Work instruction 1:
In the abstract on Keap1 isoforms, where do the two isoforms α and β of Keap1 arise from?
Work instruction 2:
List every kind of data that the abstract on Keap1 isoforms says was parsed to discover the interaction of Keap1 with Smad2/3.
*** Opening Exercise text ***
A novel crosstalk between Nrf2 and Smad2/3 bridged by two nuanced Keap1 isoforms

Abstract

AbstractThe Keap1-Nrf2 signalling to transcriptionally regulate antioxidant response element (ARE)-driven target genes has been accepted as key redox-sensitive pathway governing a vast variety of cellular stresses during healthy survival and disease development. Herein, we identified two nuanced isoforms α and β of Keap1, arising from its first and another in-frame translation starting codons, respectively. Those common and specific genes monitored by Keap1α and/or Keap1β were unravelled by transcriptomic sequencing of indicated experimental cell lines. Amongst them, an unusual interaction of Keap1 with Smad2/3 was discovered by parsing transcriptome sequencing, protein profiling, and immunoprecipitation data. Further examinations validated that Smad2/3 enable physical interaction with Keap1, as well as its isoforms α and β, by both EDGETSD and DLG motifs in the linker regions between their MH1 and MH2 domains, such that the stability of Smad2/3 and its transcriptional activity are enhanced with the prolonged half-lives and signalling responsiveness from the cytoplasmic to nuclear compartments. Such activation of Smad2/3 by Keap1, Keap1α or Keap1β was contributable to a competitively inhibitory effect of Nrf2. Overall, this discovery presents a novel functional bridge crossing the Keap1-Nrf2 and the TGF-β1-Smad2/3 signalling pathways in healthy growth and development.
*** Closing Exercise text ***
*** Opening Listed entries ***
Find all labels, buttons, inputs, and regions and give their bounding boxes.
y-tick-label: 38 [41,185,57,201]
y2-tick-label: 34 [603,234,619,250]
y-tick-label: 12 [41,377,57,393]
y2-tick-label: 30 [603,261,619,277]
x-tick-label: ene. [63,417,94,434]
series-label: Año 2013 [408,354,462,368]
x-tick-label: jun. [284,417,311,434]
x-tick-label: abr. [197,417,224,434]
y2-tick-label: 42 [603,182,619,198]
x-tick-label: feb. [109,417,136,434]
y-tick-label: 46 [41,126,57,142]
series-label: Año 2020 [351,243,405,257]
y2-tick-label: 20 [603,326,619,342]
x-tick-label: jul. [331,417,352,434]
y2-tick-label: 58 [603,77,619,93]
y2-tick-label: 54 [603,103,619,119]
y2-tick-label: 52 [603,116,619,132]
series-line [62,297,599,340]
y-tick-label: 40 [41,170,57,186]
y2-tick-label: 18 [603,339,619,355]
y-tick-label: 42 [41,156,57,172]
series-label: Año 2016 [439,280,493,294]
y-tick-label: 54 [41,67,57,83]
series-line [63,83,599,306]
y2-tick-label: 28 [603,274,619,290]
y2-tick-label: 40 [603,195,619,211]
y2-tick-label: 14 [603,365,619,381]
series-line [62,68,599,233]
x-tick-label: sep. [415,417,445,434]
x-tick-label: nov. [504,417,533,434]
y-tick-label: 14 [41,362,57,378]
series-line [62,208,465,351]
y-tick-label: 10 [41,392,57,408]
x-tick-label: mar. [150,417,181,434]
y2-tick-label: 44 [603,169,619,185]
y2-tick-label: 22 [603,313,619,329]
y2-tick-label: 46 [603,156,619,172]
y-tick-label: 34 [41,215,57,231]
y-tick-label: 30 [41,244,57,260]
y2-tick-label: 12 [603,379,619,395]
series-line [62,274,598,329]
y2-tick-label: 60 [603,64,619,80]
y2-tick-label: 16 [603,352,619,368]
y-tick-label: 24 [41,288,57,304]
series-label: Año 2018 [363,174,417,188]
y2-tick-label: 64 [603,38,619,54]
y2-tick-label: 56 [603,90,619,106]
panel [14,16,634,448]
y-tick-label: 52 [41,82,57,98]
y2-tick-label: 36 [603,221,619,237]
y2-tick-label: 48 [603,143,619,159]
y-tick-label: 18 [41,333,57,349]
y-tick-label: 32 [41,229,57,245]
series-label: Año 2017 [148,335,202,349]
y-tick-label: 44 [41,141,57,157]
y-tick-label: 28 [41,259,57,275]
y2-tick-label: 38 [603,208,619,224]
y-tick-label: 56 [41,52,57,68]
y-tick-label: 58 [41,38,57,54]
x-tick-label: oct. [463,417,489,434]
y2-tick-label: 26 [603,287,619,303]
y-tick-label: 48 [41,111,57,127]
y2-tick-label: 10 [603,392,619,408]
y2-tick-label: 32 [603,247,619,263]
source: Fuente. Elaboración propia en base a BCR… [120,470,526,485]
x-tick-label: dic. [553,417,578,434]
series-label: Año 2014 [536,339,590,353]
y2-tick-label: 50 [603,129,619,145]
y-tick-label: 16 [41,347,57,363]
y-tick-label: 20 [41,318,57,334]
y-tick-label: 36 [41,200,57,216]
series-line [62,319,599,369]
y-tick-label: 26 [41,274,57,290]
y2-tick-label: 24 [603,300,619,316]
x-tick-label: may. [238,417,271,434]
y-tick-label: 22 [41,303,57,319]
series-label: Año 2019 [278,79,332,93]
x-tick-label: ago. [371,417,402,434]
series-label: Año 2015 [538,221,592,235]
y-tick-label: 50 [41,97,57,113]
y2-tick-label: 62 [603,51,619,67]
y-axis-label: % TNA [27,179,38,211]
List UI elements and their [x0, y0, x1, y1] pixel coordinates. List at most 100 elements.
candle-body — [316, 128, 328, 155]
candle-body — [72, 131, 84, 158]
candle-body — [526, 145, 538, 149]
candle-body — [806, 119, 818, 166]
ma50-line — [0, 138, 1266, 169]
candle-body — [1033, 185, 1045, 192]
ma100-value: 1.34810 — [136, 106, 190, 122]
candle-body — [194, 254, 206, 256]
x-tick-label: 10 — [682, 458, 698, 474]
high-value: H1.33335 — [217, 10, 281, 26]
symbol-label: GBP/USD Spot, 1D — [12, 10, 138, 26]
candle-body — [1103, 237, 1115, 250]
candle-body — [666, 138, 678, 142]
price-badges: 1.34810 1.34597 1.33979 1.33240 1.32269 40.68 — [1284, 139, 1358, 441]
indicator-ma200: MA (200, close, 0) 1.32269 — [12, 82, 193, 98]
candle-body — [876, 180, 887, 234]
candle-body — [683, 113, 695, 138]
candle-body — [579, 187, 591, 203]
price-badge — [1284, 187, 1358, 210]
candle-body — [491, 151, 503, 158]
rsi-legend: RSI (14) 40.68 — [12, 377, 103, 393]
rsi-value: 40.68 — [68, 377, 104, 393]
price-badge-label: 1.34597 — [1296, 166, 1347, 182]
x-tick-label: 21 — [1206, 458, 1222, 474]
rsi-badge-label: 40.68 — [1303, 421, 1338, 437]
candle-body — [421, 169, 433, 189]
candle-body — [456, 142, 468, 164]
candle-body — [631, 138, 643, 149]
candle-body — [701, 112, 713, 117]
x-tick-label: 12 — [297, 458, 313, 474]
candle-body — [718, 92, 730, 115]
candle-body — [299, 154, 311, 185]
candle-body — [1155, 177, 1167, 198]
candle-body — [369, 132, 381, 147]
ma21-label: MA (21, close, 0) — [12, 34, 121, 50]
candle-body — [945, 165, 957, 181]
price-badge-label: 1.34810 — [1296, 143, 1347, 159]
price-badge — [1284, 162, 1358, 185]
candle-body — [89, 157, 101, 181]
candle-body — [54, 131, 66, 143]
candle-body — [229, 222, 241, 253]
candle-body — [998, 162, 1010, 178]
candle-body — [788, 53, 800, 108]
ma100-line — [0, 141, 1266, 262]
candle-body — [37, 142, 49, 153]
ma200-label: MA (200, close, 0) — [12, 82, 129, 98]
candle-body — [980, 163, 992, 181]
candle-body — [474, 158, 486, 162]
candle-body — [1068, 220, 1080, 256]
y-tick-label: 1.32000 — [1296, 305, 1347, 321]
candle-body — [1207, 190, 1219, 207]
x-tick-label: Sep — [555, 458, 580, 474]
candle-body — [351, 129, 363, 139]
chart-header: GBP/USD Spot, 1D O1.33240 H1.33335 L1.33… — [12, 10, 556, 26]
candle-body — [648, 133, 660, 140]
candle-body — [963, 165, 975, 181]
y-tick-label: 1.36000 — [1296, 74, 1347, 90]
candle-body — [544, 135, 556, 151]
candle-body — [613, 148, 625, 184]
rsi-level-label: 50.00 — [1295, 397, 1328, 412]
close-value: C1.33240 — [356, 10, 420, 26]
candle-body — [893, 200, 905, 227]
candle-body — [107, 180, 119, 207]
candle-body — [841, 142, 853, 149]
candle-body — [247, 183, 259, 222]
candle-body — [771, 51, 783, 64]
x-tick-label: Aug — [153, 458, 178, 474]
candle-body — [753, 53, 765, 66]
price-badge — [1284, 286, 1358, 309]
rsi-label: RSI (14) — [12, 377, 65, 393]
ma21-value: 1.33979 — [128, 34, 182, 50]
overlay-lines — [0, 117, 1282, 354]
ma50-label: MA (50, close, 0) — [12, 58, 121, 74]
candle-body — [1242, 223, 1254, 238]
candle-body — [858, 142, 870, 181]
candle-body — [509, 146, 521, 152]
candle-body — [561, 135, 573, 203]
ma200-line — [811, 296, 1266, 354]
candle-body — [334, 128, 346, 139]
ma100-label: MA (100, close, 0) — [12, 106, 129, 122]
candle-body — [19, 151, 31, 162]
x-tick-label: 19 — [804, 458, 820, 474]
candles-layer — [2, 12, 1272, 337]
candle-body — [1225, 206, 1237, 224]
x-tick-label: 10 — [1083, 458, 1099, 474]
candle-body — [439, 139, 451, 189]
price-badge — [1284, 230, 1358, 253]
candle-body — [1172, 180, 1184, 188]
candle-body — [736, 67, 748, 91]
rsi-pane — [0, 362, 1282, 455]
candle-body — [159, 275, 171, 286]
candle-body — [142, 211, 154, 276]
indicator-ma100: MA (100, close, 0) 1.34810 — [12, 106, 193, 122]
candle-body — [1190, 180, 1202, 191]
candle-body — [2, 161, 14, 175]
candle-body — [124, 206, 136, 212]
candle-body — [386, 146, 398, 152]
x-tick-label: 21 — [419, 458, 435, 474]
*** Closing Listed entries ***
Exercise answer 1:
They arise from the first and another in-frame translation starting codon of Keap1, respectively.

Exercise answer 2:
Transcriptome sequencing, protein profiling, immunoprecipitation